In the items, starting at the line containing "property-value: ByColor: [143, 64, 254, 83]" and ending with the line containing "property-value[interactable]: 1:1: [143, 292, 254, 311]", swap every "property-value" for "field-value". Return only those lines, with all other text unchanged.

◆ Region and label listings
==*==
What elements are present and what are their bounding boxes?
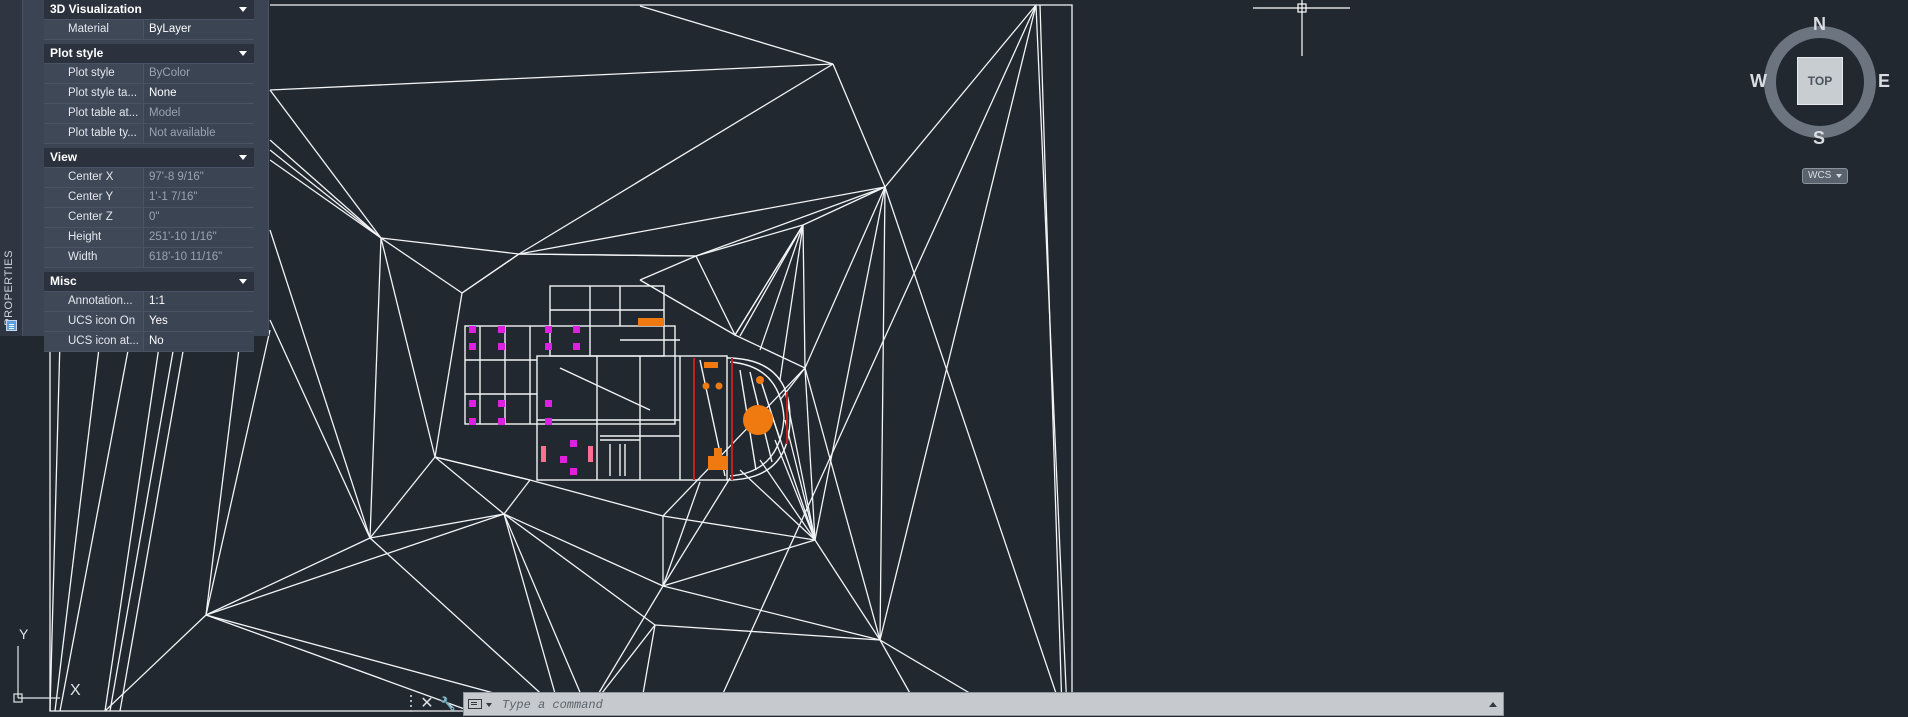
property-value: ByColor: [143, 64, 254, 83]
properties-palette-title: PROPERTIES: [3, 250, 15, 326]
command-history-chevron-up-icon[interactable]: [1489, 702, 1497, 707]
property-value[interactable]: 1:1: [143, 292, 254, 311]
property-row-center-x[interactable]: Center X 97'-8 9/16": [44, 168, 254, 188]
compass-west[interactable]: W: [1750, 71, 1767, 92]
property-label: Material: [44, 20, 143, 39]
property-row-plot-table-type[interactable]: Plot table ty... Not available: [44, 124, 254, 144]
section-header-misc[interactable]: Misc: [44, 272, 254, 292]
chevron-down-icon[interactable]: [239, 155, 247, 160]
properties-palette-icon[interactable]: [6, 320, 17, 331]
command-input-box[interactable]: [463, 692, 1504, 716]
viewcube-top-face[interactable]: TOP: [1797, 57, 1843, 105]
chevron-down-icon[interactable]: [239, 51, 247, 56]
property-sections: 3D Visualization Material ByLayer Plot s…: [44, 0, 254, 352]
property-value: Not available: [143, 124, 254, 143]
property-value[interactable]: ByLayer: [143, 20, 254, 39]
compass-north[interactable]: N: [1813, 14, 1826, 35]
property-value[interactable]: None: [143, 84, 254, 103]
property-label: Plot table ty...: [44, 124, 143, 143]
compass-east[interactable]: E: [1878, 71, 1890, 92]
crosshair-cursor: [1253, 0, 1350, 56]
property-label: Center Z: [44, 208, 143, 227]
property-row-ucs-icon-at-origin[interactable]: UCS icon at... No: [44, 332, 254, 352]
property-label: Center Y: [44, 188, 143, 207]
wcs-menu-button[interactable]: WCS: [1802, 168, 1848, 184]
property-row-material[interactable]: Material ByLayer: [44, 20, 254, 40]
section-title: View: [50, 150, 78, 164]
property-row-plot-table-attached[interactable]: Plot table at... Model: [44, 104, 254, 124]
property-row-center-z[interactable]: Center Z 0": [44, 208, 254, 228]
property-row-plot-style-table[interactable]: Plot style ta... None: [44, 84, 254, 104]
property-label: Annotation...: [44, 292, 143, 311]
==*==
◆ ANSWER BELOW
field-value: ByColor: [143, 64, 254, 83]
properties-palette-title: PROPERTIES: [3, 250, 15, 326]
command-history-chevron-up-icon[interactable]: [1489, 702, 1497, 707]
field-value[interactable]: 1:1: [143, 292, 254, 311]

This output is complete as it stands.